Task description: Reproduce every one of the rows below word for word, changing nothing.

Records for the exercise:
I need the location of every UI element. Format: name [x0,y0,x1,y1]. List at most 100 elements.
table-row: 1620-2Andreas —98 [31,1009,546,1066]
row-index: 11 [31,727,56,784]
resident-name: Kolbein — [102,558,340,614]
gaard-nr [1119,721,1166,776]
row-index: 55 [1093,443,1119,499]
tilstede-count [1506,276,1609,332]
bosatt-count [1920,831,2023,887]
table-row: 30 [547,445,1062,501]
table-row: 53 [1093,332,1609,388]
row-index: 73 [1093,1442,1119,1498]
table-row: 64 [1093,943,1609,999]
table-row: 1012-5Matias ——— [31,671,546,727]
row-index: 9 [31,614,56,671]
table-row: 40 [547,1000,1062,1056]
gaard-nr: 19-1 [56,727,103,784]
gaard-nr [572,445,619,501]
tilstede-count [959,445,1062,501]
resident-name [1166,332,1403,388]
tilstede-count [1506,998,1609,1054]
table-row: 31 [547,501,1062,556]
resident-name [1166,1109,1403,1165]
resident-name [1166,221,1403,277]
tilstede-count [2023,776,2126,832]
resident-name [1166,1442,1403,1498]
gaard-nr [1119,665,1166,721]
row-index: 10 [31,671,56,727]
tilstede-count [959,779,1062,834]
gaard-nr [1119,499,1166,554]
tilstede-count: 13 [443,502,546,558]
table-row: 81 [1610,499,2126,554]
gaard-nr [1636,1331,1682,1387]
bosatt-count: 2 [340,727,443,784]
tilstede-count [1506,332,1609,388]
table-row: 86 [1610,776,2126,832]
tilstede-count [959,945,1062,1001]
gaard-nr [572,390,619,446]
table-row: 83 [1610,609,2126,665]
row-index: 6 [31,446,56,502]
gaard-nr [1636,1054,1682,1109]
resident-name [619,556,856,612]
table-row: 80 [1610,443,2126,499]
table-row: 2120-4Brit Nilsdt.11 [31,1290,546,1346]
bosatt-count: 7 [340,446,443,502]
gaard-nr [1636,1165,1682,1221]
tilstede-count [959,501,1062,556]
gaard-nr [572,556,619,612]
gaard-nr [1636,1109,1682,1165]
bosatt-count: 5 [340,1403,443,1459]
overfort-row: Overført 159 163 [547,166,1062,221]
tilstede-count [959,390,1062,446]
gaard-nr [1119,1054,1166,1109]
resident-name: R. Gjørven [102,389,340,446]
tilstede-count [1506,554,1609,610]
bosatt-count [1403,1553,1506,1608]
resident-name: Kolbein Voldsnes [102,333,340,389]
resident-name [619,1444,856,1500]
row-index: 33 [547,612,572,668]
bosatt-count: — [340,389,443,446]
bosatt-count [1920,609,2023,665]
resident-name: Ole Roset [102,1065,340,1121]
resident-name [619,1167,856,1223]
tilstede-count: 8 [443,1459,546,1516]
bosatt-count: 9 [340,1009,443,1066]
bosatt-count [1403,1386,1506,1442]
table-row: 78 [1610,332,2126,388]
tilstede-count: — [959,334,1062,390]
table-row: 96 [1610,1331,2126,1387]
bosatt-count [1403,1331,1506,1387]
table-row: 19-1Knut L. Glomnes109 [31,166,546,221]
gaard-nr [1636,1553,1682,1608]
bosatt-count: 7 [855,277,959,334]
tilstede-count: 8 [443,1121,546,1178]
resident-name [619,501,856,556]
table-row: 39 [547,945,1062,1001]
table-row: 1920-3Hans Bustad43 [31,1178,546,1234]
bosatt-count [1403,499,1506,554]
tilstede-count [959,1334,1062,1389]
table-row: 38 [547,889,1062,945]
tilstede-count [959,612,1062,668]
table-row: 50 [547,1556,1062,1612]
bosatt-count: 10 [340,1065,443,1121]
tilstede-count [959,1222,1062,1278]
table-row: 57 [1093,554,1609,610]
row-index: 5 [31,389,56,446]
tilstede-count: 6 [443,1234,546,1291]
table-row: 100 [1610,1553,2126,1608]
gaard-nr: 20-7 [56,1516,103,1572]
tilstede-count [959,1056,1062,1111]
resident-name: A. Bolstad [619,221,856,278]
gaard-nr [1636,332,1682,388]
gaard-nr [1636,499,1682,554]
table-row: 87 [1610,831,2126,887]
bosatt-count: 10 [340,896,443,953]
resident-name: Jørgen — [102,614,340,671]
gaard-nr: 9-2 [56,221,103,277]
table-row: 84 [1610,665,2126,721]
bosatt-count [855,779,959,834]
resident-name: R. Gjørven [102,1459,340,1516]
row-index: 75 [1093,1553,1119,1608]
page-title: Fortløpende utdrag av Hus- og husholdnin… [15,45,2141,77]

Task output:
I need the location of every UI element. Format: name [x0,y0,x1,y1]. List at most 100 elements.
table-row: 1620-2Andreas —98 [31,1009,546,1066]
row-index: 11 [31,727,56,784]
resident-name: Kolbein — [102,558,340,614]
gaard-nr [1119,721,1166,776]
row-index: 55 [1093,443,1119,499]
tilstede-count [1506,276,1609,332]
bosatt-count [1920,831,2023,887]
table-row: 30 [547,445,1062,501]
table-row: 53 [1093,332,1609,388]
row-index: 73 [1093,1442,1119,1498]
table-row: 64 [1093,943,1609,999]
table-row: 1012-5Matias ——— [31,671,546,727]
row-index: 9 [31,614,56,671]
table-row: 40 [547,1000,1062,1056]
gaard-nr: 19-1 [56,727,103,784]
gaard-nr [572,445,619,501]
tilstede-count [959,445,1062,501]
resident-name [1166,332,1403,388]
tilstede-count [1506,998,1609,1054]
table-row: 31 [547,501,1062,556]
resident-name [1166,1109,1403,1165]
resident-name [1166,221,1403,277]
tilstede-count [2023,776,2126,832]
resident-name [1166,1442,1403,1498]
gaard-nr [1119,665,1166,721]
row-index: 10 [31,671,56,727]
tilstede-count [959,779,1062,834]
gaard-nr [1119,499,1166,554]
tilstede-count: 13 [443,502,546,558]
table-row: 81 [1610,499,2126,554]
gaard-nr [1636,1331,1682,1387]
bosatt-count: 2 [340,727,443,784]
tilstede-count [1506,332,1609,388]
table-row: 86 [1610,776,2126,832]
tilstede-count [959,945,1062,1001]
gaard-nr [572,390,619,446]
table-row: 83 [1610,609,2126,665]
row-index: 6 [31,446,56,502]
gaard-nr [1636,1054,1682,1109]
resident-name [619,556,856,612]
table-row: 80 [1610,443,2126,499]
table-row: 2120-4Brit Nilsdt.11 [31,1290,546,1346]
bosatt-count: 7 [340,446,443,502]
gaard-nr [1636,1165,1682,1221]
tilstede-count [959,501,1062,556]
gaard-nr [572,556,619,612]
gaard-nr [1636,1109,1682,1165]
bosatt-count: 5 [340,1403,443,1459]
overfort-row: Overført 159 163 [547,166,1062,221]
tilstede-count [959,390,1062,446]
gaard-nr [1119,1054,1166,1109]
resident-name: R. Gjørven [102,389,340,446]
tilstede-count [1506,554,1609,610]
bosatt-count [1403,1553,1506,1608]
resident-name: Kolbein Voldsnes [102,333,340,389]
resident-name [619,1444,856,1500]
row-index: 33 [547,612,572,668]
bosatt-count: — [340,389,443,446]
bosatt-count [1920,609,2023,665]
resident-name: Ole Roset [102,1065,340,1121]
resident-name [619,1167,856,1223]
tilstede-count: 8 [443,1459,546,1516]
bosatt-count: 9 [340,1009,443,1066]
bosatt-count [1403,1386,1506,1442]
table-row: 78 [1610,332,2126,388]
tilstede-count: — [959,334,1062,390]
table-row: 96 [1610,1331,2126,1387]
bosatt-count [1403,1331,1506,1387]
table-row: 19-1Knut L. Glomnes109 [31,166,546,221]
gaard-nr [1636,1553,1682,1608]
bosatt-count: 7 [855,277,959,334]
tilstede-count: 8 [443,1121,546,1178]
resident-name [619,501,856,556]
table-row: 39 [547,945,1062,1001]
table-row: 1920-3Hans Bustad43 [31,1178,546,1234]
bosatt-count [1403,499,1506,554]
tilstede-count [959,1334,1062,1389]
table-row: 38 [547,889,1062,945]
tilstede-count [959,612,1062,668]
table-row: 50 [547,1556,1062,1612]
bosatt-count: 10 [340,1065,443,1121]
tilstede-count [959,1222,1062,1278]
table-row: 57 [1093,554,1609,610]
row-index: 5 [31,389,56,446]
tilstede-count: 6 [443,1234,546,1291]
table-row: 100 [1610,1553,2126,1608]
gaard-nr: 20-7 [56,1516,103,1572]
tilstede-count [959,1056,1062,1111]
resident-name: A. Bolstad [619,221,856,278]
gaard-nr [1636,332,1682,388]
gaard-nr [1636,499,1682,554]
table-row: 87 [1610,831,2126,887]
bosatt-count: 10 [340,896,443,953]
resident-name: Jørgen — [102,614,340,671]
gaard-nr: 9-2 [56,221,103,277]
table-row: 84 [1610,665,2126,721]
bosatt-count [855,779,959,834]
resident-name: R. Gjørven [102,1459,340,1516]
row-index: 75 [1093,1553,1119,1608]
page-title: Fortløpende utdrag av Hus- og husholdnin… [15,45,2141,77]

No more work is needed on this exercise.